## Requirements
Word for word, retype every entry in the listing.

## Records shown
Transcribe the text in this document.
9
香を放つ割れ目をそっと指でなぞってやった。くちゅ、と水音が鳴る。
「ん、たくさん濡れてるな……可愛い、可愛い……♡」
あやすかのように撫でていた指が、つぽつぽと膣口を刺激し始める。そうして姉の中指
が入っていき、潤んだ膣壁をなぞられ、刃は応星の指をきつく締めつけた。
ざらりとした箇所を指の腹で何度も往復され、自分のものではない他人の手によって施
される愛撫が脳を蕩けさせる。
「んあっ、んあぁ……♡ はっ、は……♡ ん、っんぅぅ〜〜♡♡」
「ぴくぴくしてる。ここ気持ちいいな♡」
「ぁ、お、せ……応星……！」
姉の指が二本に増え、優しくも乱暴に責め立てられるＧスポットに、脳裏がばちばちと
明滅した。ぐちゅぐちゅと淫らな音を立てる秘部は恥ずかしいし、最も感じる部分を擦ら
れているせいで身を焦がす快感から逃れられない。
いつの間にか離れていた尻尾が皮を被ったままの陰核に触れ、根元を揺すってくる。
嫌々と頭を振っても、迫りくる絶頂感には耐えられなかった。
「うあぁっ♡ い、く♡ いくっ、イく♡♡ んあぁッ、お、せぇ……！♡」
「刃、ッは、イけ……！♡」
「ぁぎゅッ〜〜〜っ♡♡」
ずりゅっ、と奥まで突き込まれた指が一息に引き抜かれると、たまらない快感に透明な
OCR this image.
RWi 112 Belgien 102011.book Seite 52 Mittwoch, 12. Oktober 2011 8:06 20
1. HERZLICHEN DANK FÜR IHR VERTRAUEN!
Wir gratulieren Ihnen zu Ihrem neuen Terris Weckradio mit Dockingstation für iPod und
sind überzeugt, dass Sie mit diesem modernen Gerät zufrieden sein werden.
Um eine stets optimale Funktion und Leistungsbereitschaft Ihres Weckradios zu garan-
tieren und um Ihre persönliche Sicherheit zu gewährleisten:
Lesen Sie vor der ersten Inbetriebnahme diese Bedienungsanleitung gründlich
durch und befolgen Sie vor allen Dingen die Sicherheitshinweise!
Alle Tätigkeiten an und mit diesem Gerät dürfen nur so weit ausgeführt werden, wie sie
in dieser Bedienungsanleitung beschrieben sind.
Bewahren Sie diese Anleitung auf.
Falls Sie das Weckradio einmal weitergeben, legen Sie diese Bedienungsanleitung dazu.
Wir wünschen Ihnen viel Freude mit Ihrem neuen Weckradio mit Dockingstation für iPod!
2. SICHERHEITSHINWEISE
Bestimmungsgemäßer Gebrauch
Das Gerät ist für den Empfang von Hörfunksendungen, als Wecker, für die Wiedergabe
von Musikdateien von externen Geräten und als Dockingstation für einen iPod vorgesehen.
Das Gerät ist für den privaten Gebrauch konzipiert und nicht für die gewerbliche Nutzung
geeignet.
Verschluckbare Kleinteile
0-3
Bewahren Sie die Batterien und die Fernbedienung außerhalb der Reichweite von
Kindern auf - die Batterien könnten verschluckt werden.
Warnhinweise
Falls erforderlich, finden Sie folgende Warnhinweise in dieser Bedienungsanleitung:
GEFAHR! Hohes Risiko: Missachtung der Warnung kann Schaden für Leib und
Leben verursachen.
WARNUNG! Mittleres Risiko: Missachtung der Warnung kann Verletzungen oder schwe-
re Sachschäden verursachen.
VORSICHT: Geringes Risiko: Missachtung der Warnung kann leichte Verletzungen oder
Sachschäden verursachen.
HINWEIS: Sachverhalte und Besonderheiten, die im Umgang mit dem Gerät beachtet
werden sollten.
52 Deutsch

## Result
Transcribe the text in this document.
9
香を放つ割れ目をそっと指でなぞってやった。くちゅ、と水音が鳴る。
「ん、たくさん濡れてるな……可愛い、可愛い……♡」
あやすかのように撫でていた指が、つぽつぽと膣口を刺激し始める。そうして姉の中指
が入っていき、潤んだ膣壁をなぞられ、刃は応星の指をきつく締めつけた。
ざらりとした箇所を指の腹で何度も往復され、自分のものではない他人の手によって施
される愛撫が脳を蕩けさせる。
「んあっ、んあぁ……♡ はっ、は……♡ ん、っんぅぅ〜〜♡♡」
「ぴくぴくしてる。ここ気持ちいいな♡」
「ぁ、お、せ……応星……！」
姉の指が二本に増え、優しくも乱暴に責め立てられるＧスポットに、脳裏がばちばちと
明滅した。ぐちゅぐちゅと淫らな音を立てる秘部は恥ずかしいし、最も感じる部分を擦ら
れているせいで身を焦がす快感から逃れられない。
いつの間にか離れていた尻尾が皮を被ったままの陰核に触れ、根元を揺すってくる。
嫌々と頭を振っても、迫りくる絶頂感には耐えられなかった。
「うあぁっ♡ い、く♡ いくっ、イく♡♡ んあぁッ、お、せぇ……！♡」
「刃、ッは、イけ……！♡」
「ぁぎゅッ〜〜〜っ♡♡」
ずりゅっ、と奥まで突き込まれた指が一息に引き抜かれると、たまらない快感に透明な
OCR this image.
RWi 112 Belgien 102011.book Seite 52 Mittwoch, 12. Oktober 2011 8:06 20
1. HERZLICHEN DANK FÜR IHR VERTRAUEN!
Wir gratulieren Ihnen zu Ihrem neuen Terris Weckradio mit Dockingstation für iPod und
sind überzeugt, dass Sie mit diesem modernen Gerät zufrieden sein werden.
Um eine stets optimale Funktion und Leistungsbereitschaft Ihres Weckradios zu garan-
tieren und um Ihre persönliche Sicherheit zu gewährleisten:
Lesen Sie vor der ersten Inbetriebnahme diese Bedienungsanleitung gründlich
durch und befolgen Sie vor allen Dingen die Sicherheitshinweise!
Alle Tätigkeiten an und mit diesem Gerät dürfen nur so weit ausgeführt werden, wie sie
in dieser Bedienungsanleitung beschrieben sind.
Bewahren Sie diese Anleitung auf.
Falls Sie das Weckradio einmal weitergeben, legen Sie diese Bedienungsanleitung dazu.
Wir wünschen Ihnen viel Freude mit Ihrem neuen Weckradio mit Dockingstation für iPod!
2. SICHERHEITSHINWEISE
Bestimmungsgemäßer Gebrauch
Das Gerät ist für den Empfang von Hörfunksendungen, als Wecker, für die Wiedergabe
von Musikdateien von externen Geräten und als Dockingstation für einen iPod vorgesehen.
Das Gerät ist für den privaten Gebrauch konzipiert und nicht für die gewerbliche Nutzung
geeignet.
Verschluckbare Kleinteile
0-3
Bewahren Sie die Batterien und die Fernbedienung außerhalb der Reichweite von
Kindern auf - die Batterien könnten verschluckt werden.
Warnhinweise
Falls erforderlich, finden Sie folgende Warnhinweise in dieser Bedienungsanleitung:
GEFAHR! Hohes Risiko: Missachtung der Warnung kann Schaden für Leib und
Leben verursachen.
WARNUNG! Mittleres Risiko: Missachtung der Warnung kann Verletzungen oder schwe-
re Sachschäden verursachen.
VORSICHT: Geringes Risiko: Missachtung der Warnung kann leichte Verletzungen oder
Sachschäden verursachen.
HINWEIS: Sachverhalte und Besonderheiten, die im Umgang mit dem Gerät beachtet
werden sollten.
52 Deutsch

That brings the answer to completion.